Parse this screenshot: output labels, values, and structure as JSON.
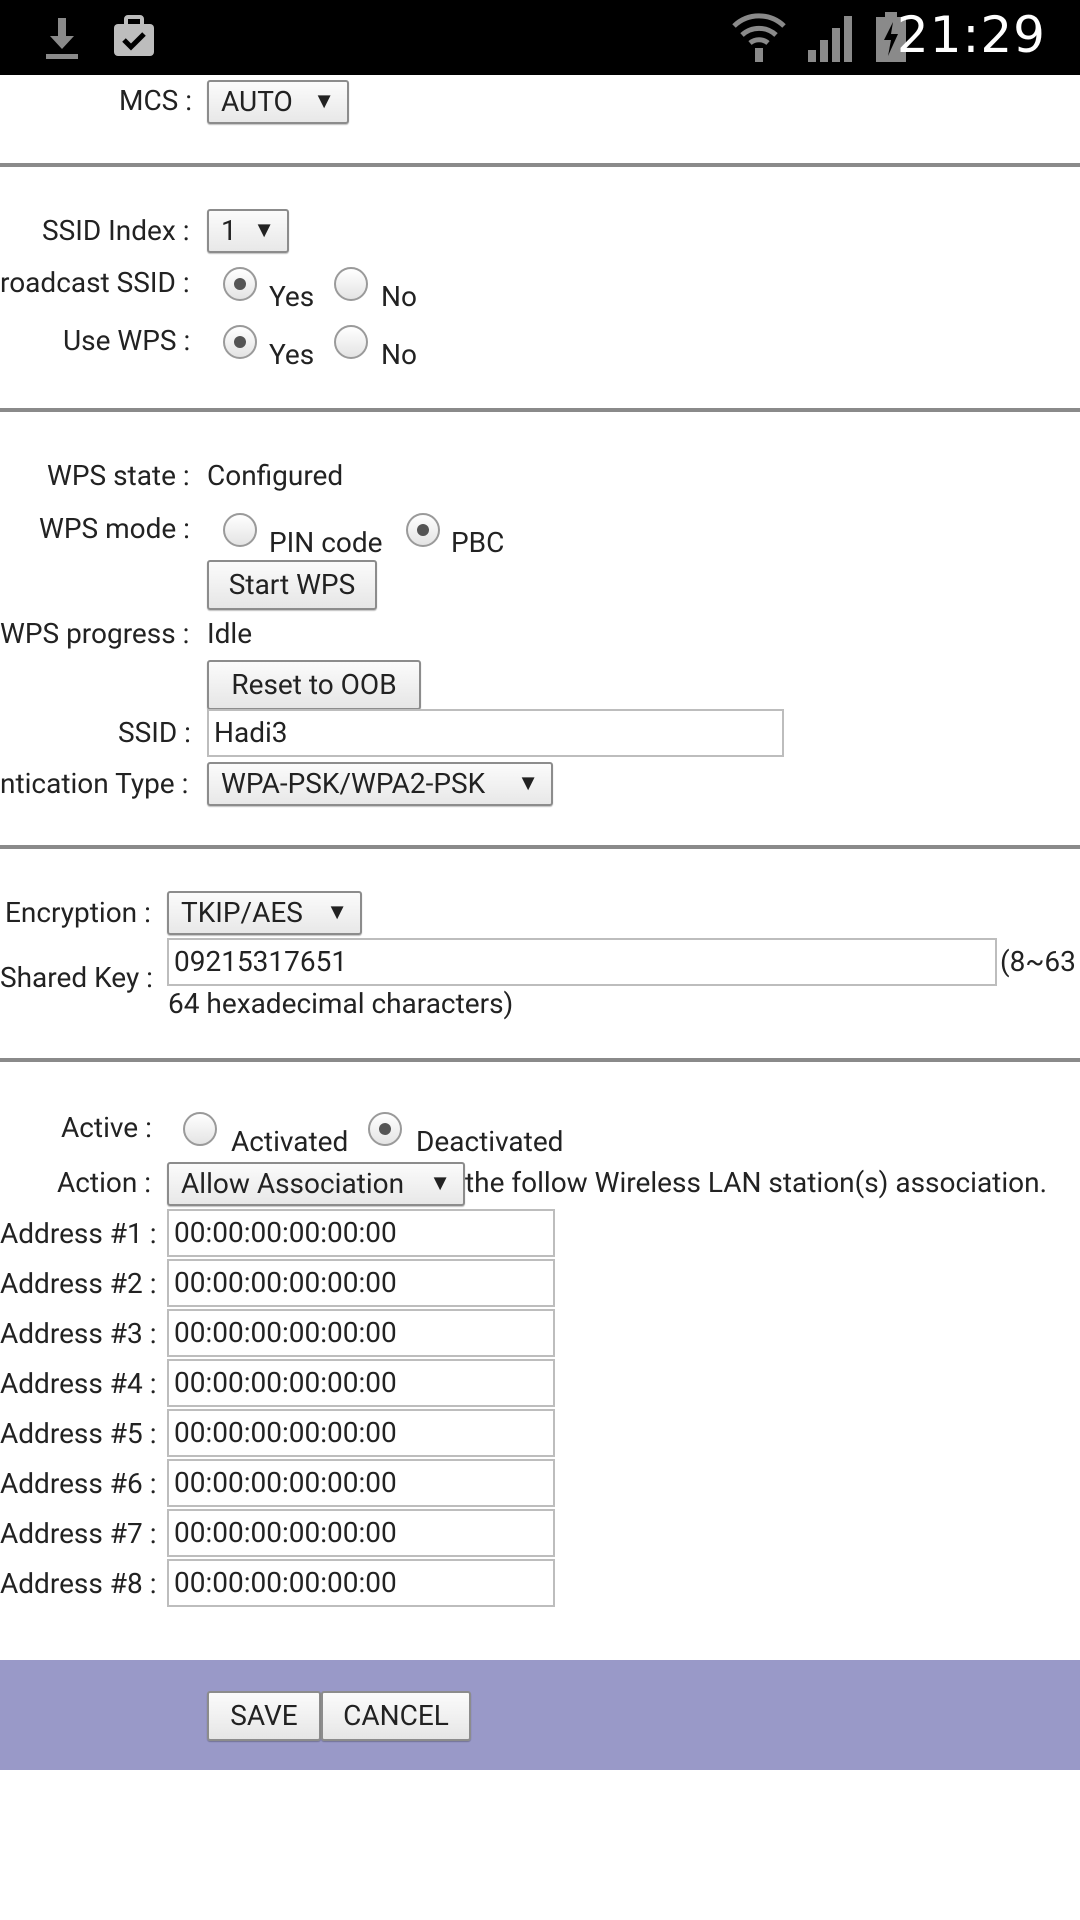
{
  "status_bar": {
    "time": "21:29",
    "icons": [
      "download-icon",
      "briefcase-check-icon",
      "wifi-icon",
      "signal-icon",
      "battery-charging-icon"
    ]
  },
  "mcs": {
    "label": "MCS :",
    "value": "AUTO"
  },
  "ssid_index": {
    "label": "SSID Index :",
    "value": "1"
  },
  "broadcast_ssid": {
    "label": "roadcast SSID :",
    "yes": "Yes",
    "no": "No",
    "selected": "Yes"
  },
  "use_wps": {
    "label": "Use WPS :",
    "yes": "Yes",
    "no": "No",
    "selected": "Yes"
  },
  "wps_state": {
    "label": "WPS state :",
    "value": "Configured"
  },
  "wps_mode": {
    "label": "WPS mode :",
    "pin": "PIN code",
    "pbc": "PBC",
    "selected": "PBC"
  },
  "start_wps": "Start WPS",
  "wps_progress": {
    "label": "WPS progress :",
    "value": "Idle"
  },
  "reset_oob": "Reset to OOB",
  "ssid": {
    "label": "SSID :",
    "value": "Hadi3"
  },
  "auth_type": {
    "label": "ntication Type :",
    "value": "WPA-PSK/WPA2-PSK"
  },
  "encryption": {
    "label": "Encryption :",
    "value": "TKIP/AES"
  },
  "shared_key": {
    "label": "Shared Key :",
    "value": "09215317651",
    "hint": "(8~63",
    "hint2": "64 hexadecimal characters)"
  },
  "active": {
    "label": "Active :",
    "activated": "Activated",
    "deactivated": "Deactivated",
    "selected": "Deactivated"
  },
  "action": {
    "label": "Action :",
    "value": "Allow Association",
    "suffix": "the follow Wireless LAN station(s) association."
  },
  "mac_addresses": [
    {
      "label": "Address #1 :",
      "value": "00:00:00:00:00:00"
    },
    {
      "label": "Address #2 :",
      "value": "00:00:00:00:00:00"
    },
    {
      "label": "Address #3 :",
      "value": "00:00:00:00:00:00"
    },
    {
      "label": "Address #4 :",
      "value": "00:00:00:00:00:00"
    },
    {
      "label": "Address #5 :",
      "value": "00:00:00:00:00:00"
    },
    {
      "label": "Address #6 :",
      "value": "00:00:00:00:00:00"
    },
    {
      "label": "Address #7 :",
      "value": "00:00:00:00:00:00"
    },
    {
      "label": "Address #8 :",
      "value": "00:00:00:00:00:00"
    }
  ],
  "footer": {
    "save": "SAVE",
    "cancel": "CANCEL",
    "color": "#9999c8"
  }
}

━━━

*WHAT THE TASK ASKS:*
Only lines with the word "Deactivated" are wanted, so copy each one from the records.

*RESPONSE TO THIS EXERCISE:*
    "deactivated": "Deactivated",
    "selected": "Deactivated"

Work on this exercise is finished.